[Stored items]
□ □ □ □

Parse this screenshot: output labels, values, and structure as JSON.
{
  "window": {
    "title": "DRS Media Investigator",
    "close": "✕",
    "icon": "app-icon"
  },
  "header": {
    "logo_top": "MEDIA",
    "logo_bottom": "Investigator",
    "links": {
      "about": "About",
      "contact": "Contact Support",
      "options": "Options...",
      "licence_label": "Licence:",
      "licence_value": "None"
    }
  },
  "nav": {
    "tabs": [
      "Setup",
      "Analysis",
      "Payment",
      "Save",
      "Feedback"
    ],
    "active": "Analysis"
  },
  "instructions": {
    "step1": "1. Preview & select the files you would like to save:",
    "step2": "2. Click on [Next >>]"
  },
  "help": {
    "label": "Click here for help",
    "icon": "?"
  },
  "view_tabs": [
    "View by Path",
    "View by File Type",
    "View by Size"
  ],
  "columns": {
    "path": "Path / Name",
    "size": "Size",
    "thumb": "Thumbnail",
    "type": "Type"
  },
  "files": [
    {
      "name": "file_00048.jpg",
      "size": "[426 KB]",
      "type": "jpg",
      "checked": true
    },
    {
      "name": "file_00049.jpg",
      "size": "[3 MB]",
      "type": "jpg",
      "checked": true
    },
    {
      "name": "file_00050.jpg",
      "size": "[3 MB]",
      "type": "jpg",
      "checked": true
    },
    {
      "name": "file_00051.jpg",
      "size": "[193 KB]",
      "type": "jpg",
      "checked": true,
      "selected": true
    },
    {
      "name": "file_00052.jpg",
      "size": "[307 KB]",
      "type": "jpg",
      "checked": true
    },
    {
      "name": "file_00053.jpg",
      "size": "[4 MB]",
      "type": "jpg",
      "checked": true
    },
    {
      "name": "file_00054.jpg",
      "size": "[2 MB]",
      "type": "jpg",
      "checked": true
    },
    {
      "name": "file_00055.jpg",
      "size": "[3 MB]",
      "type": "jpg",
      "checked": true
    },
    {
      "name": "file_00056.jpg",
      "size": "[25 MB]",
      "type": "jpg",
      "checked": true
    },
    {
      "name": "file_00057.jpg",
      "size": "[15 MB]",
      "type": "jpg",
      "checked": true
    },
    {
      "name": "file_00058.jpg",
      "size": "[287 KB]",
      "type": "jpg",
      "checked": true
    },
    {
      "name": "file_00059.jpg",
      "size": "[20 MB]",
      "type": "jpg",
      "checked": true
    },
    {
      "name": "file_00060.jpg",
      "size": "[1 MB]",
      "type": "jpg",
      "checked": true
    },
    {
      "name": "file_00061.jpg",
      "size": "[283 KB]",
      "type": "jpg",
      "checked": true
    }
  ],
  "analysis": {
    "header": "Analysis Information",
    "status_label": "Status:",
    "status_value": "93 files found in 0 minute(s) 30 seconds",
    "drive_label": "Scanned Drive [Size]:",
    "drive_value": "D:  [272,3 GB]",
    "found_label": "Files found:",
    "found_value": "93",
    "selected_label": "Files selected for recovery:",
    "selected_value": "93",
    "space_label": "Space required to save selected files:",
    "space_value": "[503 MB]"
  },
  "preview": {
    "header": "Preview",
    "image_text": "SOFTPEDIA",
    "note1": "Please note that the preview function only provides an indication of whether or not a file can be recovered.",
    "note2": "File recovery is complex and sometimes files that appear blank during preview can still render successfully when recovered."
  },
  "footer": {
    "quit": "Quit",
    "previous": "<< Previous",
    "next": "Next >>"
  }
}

□ □ □ □

▶ [DIRECTIVE]
Only a number is needed: how many lines of the material above contain "recovery"?

▶ [WRITTEN RESPONSE]
2